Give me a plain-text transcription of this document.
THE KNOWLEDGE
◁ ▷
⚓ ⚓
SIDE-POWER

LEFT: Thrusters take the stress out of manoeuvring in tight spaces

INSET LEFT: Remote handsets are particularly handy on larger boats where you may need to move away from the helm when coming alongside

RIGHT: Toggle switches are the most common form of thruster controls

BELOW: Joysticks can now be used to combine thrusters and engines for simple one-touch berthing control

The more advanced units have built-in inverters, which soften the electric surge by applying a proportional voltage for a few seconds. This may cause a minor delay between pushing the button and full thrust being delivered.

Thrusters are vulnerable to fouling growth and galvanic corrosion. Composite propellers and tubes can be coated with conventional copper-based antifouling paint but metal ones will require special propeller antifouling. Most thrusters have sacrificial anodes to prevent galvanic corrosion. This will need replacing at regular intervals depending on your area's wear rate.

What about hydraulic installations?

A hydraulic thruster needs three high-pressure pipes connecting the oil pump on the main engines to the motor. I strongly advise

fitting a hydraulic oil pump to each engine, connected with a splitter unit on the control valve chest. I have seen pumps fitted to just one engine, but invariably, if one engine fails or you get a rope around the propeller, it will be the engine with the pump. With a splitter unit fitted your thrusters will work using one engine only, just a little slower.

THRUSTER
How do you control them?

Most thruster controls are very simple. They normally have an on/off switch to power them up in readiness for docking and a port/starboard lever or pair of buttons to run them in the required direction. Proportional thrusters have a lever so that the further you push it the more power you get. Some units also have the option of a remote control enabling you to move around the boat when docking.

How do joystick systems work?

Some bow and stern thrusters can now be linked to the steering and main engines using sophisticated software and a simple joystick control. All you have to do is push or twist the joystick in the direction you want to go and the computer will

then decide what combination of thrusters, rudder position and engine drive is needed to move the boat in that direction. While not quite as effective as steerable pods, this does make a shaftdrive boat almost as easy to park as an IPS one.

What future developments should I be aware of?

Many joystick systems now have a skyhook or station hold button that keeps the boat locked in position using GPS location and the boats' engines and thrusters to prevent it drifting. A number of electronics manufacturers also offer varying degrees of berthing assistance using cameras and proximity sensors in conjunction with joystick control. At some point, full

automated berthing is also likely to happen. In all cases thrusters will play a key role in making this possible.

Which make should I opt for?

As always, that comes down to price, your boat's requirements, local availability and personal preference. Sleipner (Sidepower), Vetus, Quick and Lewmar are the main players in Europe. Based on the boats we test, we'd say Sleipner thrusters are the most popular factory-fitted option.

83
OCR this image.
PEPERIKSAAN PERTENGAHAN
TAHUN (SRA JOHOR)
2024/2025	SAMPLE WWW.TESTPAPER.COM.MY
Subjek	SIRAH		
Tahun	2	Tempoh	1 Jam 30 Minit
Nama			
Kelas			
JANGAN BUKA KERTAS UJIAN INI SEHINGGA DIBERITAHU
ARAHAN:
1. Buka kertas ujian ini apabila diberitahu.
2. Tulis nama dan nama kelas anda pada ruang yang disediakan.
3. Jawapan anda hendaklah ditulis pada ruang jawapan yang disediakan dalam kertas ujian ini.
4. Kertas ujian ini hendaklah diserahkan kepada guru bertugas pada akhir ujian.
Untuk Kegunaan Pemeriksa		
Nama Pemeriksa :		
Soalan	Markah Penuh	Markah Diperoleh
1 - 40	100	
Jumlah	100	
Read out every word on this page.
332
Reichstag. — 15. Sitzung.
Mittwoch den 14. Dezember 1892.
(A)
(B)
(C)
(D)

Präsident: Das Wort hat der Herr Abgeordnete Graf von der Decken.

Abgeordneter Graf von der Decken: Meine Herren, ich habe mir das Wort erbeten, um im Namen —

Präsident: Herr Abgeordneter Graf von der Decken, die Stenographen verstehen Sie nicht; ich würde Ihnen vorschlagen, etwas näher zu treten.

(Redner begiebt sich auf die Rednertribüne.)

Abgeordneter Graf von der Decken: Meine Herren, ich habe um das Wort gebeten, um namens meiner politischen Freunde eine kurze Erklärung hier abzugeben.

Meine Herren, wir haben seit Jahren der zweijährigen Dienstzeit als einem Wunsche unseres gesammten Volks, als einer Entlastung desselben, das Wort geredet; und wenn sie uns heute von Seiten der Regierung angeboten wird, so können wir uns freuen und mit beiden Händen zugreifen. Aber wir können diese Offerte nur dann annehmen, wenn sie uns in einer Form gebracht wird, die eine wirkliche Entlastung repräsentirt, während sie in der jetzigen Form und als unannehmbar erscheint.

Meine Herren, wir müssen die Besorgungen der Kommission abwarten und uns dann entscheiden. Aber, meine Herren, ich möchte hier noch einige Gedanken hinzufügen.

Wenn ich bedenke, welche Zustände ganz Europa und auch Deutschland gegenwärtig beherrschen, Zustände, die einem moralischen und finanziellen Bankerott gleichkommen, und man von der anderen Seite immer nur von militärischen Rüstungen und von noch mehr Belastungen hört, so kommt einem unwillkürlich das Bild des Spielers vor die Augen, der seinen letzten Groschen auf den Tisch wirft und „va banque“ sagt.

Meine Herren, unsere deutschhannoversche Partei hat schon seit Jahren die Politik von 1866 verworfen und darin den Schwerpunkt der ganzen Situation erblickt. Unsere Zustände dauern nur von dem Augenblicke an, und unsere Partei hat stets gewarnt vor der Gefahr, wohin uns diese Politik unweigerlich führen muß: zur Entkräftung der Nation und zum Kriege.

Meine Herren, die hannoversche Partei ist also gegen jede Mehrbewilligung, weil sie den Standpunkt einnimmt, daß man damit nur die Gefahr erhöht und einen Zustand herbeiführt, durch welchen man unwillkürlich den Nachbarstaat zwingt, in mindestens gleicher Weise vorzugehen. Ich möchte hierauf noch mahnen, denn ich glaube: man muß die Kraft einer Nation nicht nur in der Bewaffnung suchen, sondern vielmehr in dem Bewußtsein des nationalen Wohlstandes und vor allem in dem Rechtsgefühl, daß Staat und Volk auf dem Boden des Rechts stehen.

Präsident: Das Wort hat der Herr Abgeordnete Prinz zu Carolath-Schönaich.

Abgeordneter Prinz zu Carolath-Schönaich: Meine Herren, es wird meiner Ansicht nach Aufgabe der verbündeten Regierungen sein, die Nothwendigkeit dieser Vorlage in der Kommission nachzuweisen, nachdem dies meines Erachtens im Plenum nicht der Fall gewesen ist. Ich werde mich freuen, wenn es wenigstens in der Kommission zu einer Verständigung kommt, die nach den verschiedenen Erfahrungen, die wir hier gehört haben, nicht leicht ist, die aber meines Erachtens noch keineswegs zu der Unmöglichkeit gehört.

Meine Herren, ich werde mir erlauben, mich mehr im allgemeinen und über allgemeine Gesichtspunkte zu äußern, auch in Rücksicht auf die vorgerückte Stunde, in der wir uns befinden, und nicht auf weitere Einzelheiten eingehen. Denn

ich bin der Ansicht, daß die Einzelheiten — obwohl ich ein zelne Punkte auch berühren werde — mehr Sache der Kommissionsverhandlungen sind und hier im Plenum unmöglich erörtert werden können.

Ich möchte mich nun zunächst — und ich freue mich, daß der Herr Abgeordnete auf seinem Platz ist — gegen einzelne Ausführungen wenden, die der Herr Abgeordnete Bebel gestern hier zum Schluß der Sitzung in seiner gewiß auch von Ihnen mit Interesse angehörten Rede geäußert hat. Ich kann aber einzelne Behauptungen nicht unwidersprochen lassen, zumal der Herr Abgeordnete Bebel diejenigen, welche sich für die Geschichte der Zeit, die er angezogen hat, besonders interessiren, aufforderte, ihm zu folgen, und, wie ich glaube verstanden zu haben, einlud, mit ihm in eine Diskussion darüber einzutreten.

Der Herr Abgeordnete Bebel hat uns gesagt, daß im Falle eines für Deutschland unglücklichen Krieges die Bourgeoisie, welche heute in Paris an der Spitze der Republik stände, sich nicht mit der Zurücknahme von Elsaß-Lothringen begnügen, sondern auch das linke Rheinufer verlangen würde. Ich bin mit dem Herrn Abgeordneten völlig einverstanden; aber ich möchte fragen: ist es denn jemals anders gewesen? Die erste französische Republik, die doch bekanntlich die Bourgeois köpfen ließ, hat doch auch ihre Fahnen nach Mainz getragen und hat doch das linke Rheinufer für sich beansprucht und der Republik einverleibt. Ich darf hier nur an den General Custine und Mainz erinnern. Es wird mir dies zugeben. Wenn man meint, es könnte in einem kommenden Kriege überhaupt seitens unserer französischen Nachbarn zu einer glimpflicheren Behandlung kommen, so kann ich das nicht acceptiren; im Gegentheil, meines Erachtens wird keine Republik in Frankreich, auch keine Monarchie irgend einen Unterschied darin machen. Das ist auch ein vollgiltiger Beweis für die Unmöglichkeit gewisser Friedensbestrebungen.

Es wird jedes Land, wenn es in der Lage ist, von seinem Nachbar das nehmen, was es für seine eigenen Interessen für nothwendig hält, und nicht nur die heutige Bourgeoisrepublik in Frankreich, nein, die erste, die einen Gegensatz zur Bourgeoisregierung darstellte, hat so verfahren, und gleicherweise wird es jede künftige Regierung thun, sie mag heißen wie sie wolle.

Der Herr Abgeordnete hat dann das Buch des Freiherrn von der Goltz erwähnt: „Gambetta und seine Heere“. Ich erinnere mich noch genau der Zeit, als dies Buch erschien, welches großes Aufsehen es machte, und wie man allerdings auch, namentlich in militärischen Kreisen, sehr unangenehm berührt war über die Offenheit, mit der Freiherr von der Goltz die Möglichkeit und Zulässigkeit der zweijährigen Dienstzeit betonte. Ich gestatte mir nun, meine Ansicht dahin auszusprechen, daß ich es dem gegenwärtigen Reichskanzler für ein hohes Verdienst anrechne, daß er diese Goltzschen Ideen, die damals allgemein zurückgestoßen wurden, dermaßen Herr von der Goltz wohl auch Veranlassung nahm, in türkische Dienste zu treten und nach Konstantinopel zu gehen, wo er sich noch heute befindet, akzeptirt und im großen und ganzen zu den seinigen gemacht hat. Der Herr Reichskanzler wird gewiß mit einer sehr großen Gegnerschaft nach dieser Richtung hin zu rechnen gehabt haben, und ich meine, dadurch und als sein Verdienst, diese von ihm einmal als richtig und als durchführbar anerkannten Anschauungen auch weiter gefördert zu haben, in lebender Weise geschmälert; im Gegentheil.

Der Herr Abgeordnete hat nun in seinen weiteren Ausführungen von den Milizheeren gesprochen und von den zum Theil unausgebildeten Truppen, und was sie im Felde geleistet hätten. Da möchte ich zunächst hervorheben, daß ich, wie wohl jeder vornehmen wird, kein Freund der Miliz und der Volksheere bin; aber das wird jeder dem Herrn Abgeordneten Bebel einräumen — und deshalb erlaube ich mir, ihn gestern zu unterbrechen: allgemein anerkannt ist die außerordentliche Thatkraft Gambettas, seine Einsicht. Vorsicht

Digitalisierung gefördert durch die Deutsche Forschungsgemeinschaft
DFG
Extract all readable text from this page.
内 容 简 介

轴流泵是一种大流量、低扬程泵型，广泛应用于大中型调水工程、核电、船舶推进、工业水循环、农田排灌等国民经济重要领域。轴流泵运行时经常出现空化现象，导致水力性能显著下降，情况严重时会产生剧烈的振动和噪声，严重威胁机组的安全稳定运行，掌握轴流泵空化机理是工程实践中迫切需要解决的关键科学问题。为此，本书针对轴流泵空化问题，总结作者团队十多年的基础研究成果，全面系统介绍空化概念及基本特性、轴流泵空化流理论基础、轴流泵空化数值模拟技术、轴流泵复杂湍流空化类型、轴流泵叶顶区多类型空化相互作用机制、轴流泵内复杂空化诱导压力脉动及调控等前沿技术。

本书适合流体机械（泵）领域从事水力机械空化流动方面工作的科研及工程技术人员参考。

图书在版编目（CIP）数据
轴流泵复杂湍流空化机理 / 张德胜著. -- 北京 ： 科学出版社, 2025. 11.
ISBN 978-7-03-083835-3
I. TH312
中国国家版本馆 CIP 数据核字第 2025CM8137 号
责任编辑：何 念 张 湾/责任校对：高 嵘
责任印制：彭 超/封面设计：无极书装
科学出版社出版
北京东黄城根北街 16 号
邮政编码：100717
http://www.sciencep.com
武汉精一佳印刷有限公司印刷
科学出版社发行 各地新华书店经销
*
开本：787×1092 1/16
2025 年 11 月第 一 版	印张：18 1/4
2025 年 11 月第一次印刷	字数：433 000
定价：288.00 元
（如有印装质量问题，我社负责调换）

[EXERCISE GOAL]
Show every line that contains the word "them".

[SOLUTION]
How do you control them?
Most thruster controls are very simple. They normally have an on/off switch to power them up in readiness for docking and a port/starboard lever or pair of buttons to run them in the required direction. Proportional thrusters have a lever so that the further you push it the more power you get. Some units also have the option of a remote control enabling you to move around the boat when docking.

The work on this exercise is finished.